TASK OBJECTIVE: Every entry must be duplicated precisely as written.

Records
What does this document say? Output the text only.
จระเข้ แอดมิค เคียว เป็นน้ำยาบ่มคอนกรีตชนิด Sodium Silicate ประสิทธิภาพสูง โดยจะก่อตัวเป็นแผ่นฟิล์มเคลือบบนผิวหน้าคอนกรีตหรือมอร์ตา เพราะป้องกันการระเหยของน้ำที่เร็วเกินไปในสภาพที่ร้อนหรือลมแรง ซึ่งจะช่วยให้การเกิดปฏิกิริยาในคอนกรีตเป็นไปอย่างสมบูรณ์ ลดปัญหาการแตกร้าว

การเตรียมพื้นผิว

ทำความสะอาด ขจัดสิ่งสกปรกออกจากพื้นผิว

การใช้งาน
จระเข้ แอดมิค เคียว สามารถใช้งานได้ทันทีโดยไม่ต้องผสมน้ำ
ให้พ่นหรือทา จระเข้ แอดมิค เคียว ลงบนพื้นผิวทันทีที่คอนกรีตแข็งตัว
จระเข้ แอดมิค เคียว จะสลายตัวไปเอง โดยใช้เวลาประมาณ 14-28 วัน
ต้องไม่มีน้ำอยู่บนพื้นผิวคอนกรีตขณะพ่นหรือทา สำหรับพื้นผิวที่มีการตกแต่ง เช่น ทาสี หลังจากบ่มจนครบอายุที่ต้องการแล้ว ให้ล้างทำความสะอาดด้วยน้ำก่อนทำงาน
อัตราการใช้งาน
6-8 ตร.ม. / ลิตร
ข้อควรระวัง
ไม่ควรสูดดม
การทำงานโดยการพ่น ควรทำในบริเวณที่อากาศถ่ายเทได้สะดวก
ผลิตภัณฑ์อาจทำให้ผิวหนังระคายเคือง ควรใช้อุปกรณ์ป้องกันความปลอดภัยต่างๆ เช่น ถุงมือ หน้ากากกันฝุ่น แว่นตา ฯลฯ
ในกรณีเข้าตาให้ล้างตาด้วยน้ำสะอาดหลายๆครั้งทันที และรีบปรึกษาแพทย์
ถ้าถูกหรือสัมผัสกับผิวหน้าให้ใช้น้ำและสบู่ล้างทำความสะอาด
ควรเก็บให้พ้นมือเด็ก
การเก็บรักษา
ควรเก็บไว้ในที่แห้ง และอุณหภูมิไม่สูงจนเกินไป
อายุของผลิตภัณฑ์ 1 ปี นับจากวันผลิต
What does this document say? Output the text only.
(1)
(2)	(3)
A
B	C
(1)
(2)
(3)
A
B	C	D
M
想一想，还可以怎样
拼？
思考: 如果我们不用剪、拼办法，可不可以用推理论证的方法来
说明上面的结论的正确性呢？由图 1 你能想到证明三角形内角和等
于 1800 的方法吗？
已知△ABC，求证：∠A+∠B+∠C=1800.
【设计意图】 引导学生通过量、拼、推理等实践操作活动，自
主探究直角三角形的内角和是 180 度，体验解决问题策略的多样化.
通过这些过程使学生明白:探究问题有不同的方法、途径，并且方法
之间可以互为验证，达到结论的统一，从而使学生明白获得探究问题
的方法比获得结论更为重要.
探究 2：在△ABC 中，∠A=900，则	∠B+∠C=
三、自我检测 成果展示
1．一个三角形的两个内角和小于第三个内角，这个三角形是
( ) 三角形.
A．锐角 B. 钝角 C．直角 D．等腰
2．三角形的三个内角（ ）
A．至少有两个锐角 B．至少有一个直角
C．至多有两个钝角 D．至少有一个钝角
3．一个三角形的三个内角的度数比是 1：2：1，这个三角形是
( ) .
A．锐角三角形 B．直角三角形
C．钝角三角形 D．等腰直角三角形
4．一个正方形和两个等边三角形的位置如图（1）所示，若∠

THE RESULT:
What does this document say? Output the text only.
จระเข้ แอดมิค เคียว เป็นน้ำยาบ่มคอนกรีตชนิด Sodium Silicate ประสิทธิภาพสูง โดยจะก่อตัวเป็นแผ่นฟิล์มเคลือบบนผิวหน้าคอนกรีตหรือมอร์ตา เพราะป้องกันการระเหยของน้ำที่เร็วเกินไปในสภาพที่ร้อนหรือลมแรง ซึ่งจะช่วยให้การเกิดปฏิกิริยาในคอนกรีตเป็นไปอย่างสมบูรณ์ ลดปัญหาการแตกร้าว

การเตรียมพื้นผิว

ทำความสะอาด ขจัดสิ่งสกปรกออกจากพื้นผิว

การใช้งาน
จระเข้ แอดมิค เคียว สามารถใช้งานได้ทันทีโดยไม่ต้องผสมน้ำ
ให้พ่นหรือทา จระเข้ แอดมิค เคียว ลงบนพื้นผิวทันทีที่คอนกรีตแข็งตัว
จระเข้ แอดมิค เคียว จะสลายตัวไปเอง โดยใช้เวลาประมาณ 14-28 วัน
ต้องไม่มีน้ำอยู่บนพื้นผิวคอนกรีตขณะพ่นหรือทา สำหรับพื้นผิวที่มีการตกแต่ง เช่น ทาสี หลังจากบ่มจนครบอายุที่ต้องการแล้ว ให้ล้างทำความสะอาดด้วยน้ำก่อนทำงาน
อัตราการใช้งาน
6-8 ตร.ม. / ลิตร
ข้อควรระวัง
ไม่ควรสูดดม
การทำงานโดยการพ่น ควรทำในบริเวณที่อากาศถ่ายเทได้สะดวก
ผลิตภัณฑ์อาจทำให้ผิวหนังระคายเคือง ควรใช้อุปกรณ์ป้องกันความปลอดภัยต่างๆ เช่น ถุงมือ หน้ากากกันฝุ่น แว่นตา ฯลฯ
ในกรณีเข้าตาให้ล้างตาด้วยน้ำสะอาดหลายๆครั้งทันที และรีบปรึกษาแพทย์
ถ้าถูกหรือสัมผัสกับผิวหน้าให้ใช้น้ำและสบู่ล้างทำความสะอาด
ควรเก็บให้พ้นมือเด็ก
การเก็บรักษา
ควรเก็บไว้ในที่แห้ง และอุณหภูมิไม่สูงจนเกินไป
อายุของผลิตภัณฑ์ 1 ปี นับจากวันผลิต
What does this document say? Output the text only.
(1)
(2)	(3)
A
B	C
(1)
(2)
(3)
A
B	C	D
M
想一想，还可以怎样
拼？
思考: 如果我们不用剪、拼办法，可不可以用推理论证的方法来
说明上面的结论的正确性呢？由图 1 你能想到证明三角形内角和等
于 1800 的方法吗？
已知△ABC，求证：∠A+∠B+∠C=1800.
【设计意图】 引导学生通过量、拼、推理等实践操作活动，自
主探究直角三角形的内角和是 180 度，体验解决问题策略的多样化.
通过这些过程使学生明白:探究问题有不同的方法、途径，并且方法
之间可以互为验证，达到结论的统一，从而使学生明白获得探究问题
的方法比获得结论更为重要.
探究 2：在△ABC 中，∠A=900，则	∠B+∠C=
三、自我检测 成果展示
1．一个三角形的两个内角和小于第三个内角，这个三角形是
( ) 三角形.
A．锐角 B. 钝角 C．直角 D．等腰
2．三角形的三个内角（ ）
A．至少有两个锐角 B．至少有一个直角
C．至多有两个钝角 D．至少有一个钝角
3．一个三角形的三个内角的度数比是 1：2：1，这个三角形是
( ) .
A．锐角三角形 B．直角三角形
C．钝角三角形 D．等腰直角三角形
4．一个正方形和两个等边三角形的位置如图（1）所示，若∠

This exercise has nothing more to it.